## [SHORT PROBLEM]
Count each line in which the word "Vorname" appears. Reply with the total and nothing more.

## [SUPPLIED ENTRIES]
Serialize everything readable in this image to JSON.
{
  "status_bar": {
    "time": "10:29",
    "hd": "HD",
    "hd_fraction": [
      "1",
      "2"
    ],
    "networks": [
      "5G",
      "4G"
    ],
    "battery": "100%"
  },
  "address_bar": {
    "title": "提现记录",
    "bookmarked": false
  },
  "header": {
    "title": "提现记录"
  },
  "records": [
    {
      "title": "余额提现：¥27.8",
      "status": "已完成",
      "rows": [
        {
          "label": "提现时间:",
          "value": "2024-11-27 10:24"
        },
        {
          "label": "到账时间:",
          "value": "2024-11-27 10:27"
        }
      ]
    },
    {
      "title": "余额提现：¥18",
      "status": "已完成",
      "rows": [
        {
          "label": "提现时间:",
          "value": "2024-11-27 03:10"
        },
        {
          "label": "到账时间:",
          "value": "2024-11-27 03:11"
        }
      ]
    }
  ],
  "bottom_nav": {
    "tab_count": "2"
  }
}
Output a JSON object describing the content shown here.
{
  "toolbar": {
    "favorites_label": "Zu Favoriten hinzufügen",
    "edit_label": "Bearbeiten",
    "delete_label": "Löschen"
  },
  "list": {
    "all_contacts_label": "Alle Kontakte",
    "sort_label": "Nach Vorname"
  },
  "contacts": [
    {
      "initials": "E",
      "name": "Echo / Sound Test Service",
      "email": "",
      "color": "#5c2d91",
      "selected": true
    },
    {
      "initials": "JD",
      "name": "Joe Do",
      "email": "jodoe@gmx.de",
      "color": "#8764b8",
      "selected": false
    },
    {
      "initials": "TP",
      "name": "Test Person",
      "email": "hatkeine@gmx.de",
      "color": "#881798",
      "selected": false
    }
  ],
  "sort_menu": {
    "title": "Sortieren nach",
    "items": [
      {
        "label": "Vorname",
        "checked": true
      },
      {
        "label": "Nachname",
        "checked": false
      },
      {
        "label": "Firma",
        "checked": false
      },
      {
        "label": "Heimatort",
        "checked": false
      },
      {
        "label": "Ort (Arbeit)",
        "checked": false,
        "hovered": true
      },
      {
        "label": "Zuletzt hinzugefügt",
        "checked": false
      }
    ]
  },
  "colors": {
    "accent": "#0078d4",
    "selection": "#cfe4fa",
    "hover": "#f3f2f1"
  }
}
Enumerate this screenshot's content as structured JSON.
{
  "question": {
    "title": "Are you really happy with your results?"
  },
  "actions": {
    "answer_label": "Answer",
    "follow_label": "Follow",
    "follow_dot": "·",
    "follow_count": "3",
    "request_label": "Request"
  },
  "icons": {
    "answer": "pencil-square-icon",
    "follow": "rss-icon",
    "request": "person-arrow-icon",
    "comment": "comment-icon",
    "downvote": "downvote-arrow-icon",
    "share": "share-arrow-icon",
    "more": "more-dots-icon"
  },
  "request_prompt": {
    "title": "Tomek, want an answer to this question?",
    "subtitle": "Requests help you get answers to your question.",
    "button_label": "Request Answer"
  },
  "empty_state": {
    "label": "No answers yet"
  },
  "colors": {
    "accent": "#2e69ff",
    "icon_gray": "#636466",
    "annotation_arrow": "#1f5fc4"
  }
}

## [PROBLEM SOLUTION]
2